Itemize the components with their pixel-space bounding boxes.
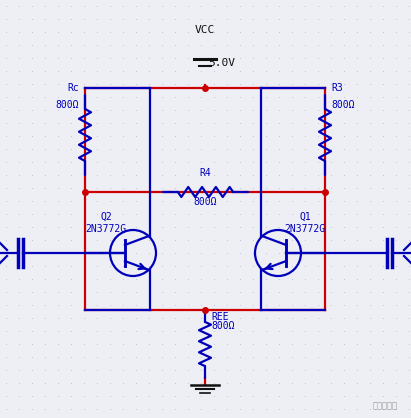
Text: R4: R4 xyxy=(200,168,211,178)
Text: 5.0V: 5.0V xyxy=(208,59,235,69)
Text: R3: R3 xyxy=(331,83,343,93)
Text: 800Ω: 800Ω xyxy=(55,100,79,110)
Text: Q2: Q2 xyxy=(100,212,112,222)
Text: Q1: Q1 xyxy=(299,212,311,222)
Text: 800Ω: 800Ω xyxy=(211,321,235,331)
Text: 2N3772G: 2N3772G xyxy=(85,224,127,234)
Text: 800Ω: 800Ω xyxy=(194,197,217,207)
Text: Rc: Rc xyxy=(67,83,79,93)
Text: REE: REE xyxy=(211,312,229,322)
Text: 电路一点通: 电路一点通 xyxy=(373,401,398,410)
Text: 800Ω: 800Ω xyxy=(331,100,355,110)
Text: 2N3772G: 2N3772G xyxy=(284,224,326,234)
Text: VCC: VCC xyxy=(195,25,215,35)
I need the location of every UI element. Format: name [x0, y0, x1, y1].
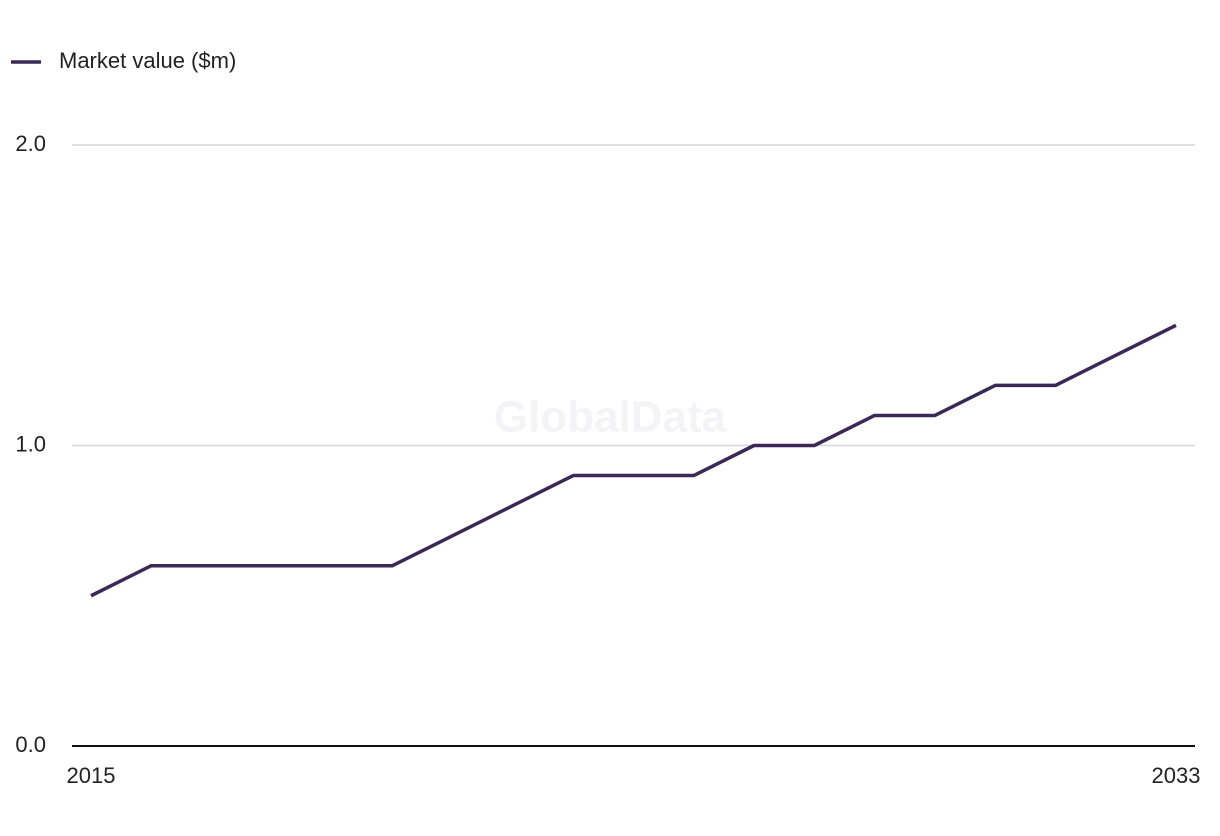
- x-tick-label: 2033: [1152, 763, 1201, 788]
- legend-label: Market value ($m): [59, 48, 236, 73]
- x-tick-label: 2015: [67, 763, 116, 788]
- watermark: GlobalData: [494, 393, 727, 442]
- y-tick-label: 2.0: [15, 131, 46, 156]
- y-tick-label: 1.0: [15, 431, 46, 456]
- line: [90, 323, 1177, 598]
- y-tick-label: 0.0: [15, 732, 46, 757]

******

Problem to work on
Reproduce every line of the items above word for word, leaving out the pictures.

Answer in full
Itemize the components with their pixel-space bounding boxes.
Text: R4: R4 xyxy=(200,168,211,178)
Text: 5.0V: 5.0V xyxy=(208,59,235,69)
Text: R3: R3 xyxy=(331,83,343,93)
Text: 800Ω: 800Ω xyxy=(55,100,79,110)
Text: Q2: Q2 xyxy=(100,212,112,222)
Text: Q1: Q1 xyxy=(299,212,311,222)
Text: 800Ω: 800Ω xyxy=(211,321,235,331)
Text: 2N3772G: 2N3772G xyxy=(85,224,127,234)
Text: 800Ω: 800Ω xyxy=(194,197,217,207)
Text: Rc: Rc xyxy=(67,83,79,93)
Text: REE: REE xyxy=(211,312,229,322)
Text: 电路一点通: 电路一点通 xyxy=(373,401,398,410)
Text: 800Ω: 800Ω xyxy=(331,100,355,110)
Text: 2N3772G: 2N3772G xyxy=(284,224,326,234)
Text: VCC: VCC xyxy=(195,25,215,35)
I need the location of every UI element. Format: name [x0, y0, x1, y1].
- x-tick-label: 2033: [1152, 763, 1201, 788]
- legend-label: Market value ($m): [59, 48, 236, 73]
- x-tick-label: 2015: [67, 763, 116, 788]
- watermark: GlobalData: [494, 393, 727, 442]
- y-tick-label: 2.0: [15, 131, 46, 156]
- y-tick-label: 1.0: [15, 431, 46, 456]
- line: [90, 323, 1177, 598]
- y-tick-label: 0.0: [15, 732, 46, 757]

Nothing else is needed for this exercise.